(WHAT YOU HAVE TO DO): Gather the lines that hold the string "display".

(RECORDS FOR THIS TASK):
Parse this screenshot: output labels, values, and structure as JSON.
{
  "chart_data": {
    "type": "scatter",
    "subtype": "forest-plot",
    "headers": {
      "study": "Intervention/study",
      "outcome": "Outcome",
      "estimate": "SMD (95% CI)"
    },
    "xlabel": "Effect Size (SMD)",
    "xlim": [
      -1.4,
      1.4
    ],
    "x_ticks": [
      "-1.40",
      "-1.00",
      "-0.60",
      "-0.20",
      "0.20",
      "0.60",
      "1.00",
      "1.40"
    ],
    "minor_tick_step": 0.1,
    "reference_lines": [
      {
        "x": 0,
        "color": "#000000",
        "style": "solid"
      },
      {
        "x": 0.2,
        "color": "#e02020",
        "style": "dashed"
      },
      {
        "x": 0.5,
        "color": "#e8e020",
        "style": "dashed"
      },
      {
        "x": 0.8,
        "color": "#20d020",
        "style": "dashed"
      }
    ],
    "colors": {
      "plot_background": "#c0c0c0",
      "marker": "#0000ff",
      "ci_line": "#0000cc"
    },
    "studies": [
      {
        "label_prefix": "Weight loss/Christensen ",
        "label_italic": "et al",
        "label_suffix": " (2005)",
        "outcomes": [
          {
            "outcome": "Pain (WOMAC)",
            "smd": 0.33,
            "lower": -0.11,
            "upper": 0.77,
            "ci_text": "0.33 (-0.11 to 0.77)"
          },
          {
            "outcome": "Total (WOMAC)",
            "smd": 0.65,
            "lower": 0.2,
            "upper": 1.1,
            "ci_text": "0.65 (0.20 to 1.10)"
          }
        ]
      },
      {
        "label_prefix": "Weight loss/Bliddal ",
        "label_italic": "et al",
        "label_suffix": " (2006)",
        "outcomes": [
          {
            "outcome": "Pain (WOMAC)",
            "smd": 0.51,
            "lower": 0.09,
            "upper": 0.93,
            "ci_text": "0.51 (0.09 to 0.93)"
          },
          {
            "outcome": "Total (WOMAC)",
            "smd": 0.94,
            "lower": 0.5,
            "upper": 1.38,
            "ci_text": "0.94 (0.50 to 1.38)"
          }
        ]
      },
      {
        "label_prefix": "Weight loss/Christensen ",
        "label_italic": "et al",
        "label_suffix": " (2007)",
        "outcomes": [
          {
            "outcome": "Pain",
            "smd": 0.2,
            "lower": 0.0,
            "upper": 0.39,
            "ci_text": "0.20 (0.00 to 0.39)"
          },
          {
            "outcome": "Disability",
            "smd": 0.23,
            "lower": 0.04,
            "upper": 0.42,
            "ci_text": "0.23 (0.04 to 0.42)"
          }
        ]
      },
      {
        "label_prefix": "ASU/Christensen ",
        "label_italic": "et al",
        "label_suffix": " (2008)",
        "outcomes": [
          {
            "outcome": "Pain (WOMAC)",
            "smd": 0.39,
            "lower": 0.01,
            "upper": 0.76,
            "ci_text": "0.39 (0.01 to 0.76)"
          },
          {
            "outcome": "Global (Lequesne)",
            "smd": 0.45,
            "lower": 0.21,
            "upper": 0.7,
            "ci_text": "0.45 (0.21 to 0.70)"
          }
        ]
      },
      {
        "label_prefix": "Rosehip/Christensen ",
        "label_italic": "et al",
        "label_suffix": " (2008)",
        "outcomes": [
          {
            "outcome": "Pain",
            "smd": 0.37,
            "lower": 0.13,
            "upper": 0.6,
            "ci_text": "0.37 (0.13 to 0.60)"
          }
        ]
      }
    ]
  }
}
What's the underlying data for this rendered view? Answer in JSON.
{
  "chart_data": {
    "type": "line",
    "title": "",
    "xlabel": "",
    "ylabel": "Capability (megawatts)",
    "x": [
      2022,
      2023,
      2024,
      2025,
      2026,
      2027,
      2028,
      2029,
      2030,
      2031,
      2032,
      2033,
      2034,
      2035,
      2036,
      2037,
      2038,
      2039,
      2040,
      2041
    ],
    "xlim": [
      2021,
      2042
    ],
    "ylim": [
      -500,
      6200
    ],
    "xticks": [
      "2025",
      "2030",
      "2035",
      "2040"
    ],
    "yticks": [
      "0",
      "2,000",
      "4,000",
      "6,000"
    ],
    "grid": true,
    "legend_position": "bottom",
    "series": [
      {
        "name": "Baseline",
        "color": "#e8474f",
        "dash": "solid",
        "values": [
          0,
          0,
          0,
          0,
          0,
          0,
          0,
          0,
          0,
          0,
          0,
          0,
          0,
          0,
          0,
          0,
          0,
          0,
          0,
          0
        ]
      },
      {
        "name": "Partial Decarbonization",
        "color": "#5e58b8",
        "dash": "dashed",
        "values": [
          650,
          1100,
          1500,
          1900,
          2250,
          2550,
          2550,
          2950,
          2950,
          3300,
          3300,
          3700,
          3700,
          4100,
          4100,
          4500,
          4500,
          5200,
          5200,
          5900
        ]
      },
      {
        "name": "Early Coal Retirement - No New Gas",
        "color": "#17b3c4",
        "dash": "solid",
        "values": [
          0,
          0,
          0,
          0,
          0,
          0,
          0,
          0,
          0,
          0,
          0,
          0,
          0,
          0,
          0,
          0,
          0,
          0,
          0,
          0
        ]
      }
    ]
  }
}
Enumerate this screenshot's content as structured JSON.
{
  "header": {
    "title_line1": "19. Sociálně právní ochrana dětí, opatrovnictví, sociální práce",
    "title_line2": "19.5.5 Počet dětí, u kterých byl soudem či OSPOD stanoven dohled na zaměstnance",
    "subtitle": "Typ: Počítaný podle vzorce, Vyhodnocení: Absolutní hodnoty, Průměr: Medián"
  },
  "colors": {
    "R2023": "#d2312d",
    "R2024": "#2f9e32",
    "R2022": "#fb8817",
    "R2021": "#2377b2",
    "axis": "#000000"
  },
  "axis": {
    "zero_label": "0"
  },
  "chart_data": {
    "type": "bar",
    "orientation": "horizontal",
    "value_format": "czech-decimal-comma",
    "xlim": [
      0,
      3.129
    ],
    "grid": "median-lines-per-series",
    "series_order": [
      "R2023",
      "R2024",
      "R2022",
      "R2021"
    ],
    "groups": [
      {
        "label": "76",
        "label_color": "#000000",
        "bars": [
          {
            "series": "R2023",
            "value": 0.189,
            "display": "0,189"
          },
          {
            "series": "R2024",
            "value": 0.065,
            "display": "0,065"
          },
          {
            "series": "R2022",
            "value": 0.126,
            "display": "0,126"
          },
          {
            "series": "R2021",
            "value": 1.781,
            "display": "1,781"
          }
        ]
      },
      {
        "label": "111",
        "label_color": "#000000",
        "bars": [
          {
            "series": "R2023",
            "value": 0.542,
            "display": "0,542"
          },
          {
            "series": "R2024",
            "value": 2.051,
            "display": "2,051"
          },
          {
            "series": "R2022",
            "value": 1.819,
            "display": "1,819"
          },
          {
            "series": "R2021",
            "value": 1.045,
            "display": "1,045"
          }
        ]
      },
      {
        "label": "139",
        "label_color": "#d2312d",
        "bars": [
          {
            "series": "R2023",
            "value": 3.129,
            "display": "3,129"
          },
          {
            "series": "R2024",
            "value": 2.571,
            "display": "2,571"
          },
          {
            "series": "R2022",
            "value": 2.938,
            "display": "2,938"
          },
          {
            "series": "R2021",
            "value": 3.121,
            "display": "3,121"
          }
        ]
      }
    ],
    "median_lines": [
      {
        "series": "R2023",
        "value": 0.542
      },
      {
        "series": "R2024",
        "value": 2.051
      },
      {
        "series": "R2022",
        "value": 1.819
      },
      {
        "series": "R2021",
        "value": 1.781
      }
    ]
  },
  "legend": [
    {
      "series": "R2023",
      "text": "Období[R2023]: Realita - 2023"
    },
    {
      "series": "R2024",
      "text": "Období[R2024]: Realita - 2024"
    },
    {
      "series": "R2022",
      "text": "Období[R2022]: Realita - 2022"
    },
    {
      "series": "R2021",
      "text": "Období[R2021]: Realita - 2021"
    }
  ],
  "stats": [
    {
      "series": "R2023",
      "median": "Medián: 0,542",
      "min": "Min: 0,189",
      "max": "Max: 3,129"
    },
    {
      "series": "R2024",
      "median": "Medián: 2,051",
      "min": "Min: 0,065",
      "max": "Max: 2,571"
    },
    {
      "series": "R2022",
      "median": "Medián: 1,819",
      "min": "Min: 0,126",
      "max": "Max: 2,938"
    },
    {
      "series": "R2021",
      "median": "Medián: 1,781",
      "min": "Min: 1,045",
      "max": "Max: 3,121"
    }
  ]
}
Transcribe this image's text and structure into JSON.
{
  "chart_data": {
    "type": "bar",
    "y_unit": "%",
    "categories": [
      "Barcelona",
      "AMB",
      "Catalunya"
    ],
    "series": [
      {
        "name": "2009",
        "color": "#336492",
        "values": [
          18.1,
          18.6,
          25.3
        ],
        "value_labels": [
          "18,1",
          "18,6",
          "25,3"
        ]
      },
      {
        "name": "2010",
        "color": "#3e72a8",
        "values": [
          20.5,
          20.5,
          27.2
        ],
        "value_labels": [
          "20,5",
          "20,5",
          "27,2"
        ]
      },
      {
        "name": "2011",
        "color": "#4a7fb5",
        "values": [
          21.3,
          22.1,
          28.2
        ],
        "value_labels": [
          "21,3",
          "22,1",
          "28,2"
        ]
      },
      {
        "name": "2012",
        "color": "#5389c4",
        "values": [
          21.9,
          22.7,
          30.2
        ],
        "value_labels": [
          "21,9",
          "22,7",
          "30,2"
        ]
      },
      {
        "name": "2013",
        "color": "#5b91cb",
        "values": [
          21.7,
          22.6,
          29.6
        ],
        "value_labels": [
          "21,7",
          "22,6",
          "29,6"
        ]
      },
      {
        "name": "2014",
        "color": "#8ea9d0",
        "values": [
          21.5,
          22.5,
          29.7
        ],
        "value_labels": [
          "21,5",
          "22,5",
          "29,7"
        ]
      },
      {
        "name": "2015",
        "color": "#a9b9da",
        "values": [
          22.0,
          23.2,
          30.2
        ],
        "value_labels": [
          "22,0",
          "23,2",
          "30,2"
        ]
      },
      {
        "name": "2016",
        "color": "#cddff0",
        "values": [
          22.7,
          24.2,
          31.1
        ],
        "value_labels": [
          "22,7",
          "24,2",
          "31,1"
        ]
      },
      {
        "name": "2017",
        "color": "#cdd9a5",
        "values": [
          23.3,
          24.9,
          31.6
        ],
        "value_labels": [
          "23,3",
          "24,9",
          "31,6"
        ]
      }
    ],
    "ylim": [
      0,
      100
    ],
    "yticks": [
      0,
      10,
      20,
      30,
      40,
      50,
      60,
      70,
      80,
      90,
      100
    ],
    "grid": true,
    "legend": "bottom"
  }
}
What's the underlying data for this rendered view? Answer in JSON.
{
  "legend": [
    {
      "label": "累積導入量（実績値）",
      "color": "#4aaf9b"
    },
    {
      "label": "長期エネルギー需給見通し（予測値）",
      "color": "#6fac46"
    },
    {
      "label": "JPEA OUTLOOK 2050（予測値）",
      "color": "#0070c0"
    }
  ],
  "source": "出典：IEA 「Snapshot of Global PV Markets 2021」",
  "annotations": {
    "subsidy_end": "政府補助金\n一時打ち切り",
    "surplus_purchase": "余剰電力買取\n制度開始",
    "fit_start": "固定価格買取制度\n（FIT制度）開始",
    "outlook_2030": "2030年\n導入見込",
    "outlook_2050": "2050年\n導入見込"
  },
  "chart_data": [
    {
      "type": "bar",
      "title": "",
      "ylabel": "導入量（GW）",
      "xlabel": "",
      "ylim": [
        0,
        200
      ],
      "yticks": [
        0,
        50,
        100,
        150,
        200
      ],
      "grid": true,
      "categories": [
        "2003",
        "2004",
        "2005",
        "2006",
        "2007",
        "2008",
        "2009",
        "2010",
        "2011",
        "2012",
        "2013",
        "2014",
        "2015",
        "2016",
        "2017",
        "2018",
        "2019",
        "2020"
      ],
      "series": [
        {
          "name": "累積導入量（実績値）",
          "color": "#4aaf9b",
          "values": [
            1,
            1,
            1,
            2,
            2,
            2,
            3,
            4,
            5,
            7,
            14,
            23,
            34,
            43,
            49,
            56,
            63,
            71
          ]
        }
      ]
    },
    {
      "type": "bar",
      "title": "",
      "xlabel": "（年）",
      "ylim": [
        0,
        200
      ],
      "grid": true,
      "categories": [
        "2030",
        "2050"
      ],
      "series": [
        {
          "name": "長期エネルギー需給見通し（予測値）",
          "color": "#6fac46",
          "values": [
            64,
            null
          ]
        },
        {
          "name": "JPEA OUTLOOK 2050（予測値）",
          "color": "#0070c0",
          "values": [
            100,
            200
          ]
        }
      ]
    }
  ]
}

(EXERCISE RESULT):
            "display": "0,189"
            "display": "0,065"
            "display": "0,126"
            "display": "1,781"
            "display": "0,542"
            "display": "2,051"
            "display": "1,819"
            "display": "1,045"
            "display": "3,129"
            "display": "2,571"
            "display": "2,938"
            "display": "3,121"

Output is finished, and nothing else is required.